■ EXERCISE GOAL
Filter the data below for the string "this" and copy each matching line.

■ THE RECORDS
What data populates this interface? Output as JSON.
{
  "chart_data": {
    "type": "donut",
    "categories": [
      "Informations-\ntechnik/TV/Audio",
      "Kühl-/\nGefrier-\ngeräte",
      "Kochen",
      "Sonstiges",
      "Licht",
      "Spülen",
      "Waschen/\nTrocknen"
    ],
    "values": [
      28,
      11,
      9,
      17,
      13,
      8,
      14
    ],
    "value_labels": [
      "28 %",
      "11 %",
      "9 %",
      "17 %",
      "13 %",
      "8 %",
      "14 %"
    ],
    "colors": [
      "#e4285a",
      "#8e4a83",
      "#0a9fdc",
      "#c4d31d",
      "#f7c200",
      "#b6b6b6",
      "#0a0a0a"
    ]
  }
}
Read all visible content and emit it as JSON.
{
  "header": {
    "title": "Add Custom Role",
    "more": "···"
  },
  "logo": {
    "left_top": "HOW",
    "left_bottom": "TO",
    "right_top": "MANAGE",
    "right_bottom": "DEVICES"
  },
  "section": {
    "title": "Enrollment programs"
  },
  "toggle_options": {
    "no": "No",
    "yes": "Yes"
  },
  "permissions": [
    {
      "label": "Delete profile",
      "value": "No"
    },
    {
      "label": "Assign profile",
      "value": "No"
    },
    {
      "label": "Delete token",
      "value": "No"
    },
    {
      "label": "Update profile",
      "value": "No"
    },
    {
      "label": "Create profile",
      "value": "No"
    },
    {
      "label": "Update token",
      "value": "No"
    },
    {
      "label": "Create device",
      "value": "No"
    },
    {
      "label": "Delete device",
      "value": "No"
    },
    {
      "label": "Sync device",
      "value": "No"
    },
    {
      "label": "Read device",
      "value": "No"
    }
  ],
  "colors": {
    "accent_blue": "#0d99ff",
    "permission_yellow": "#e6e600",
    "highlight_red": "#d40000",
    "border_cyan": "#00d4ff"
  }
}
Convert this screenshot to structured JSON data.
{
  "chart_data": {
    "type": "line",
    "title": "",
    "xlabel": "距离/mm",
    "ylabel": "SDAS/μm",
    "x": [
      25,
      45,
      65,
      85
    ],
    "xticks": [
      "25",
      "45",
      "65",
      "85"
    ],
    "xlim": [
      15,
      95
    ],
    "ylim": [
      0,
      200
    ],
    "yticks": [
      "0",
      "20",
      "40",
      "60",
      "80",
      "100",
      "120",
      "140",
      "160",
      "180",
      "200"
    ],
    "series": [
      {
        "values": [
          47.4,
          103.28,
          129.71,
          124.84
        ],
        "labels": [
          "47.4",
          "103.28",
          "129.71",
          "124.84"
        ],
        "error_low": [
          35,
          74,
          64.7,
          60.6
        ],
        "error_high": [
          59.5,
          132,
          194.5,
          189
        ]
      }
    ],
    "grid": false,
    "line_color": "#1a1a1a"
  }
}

■ FULL SOLUTION
What data populates this interface? Output as JSON.
Convert this screenshot to structured JSON data.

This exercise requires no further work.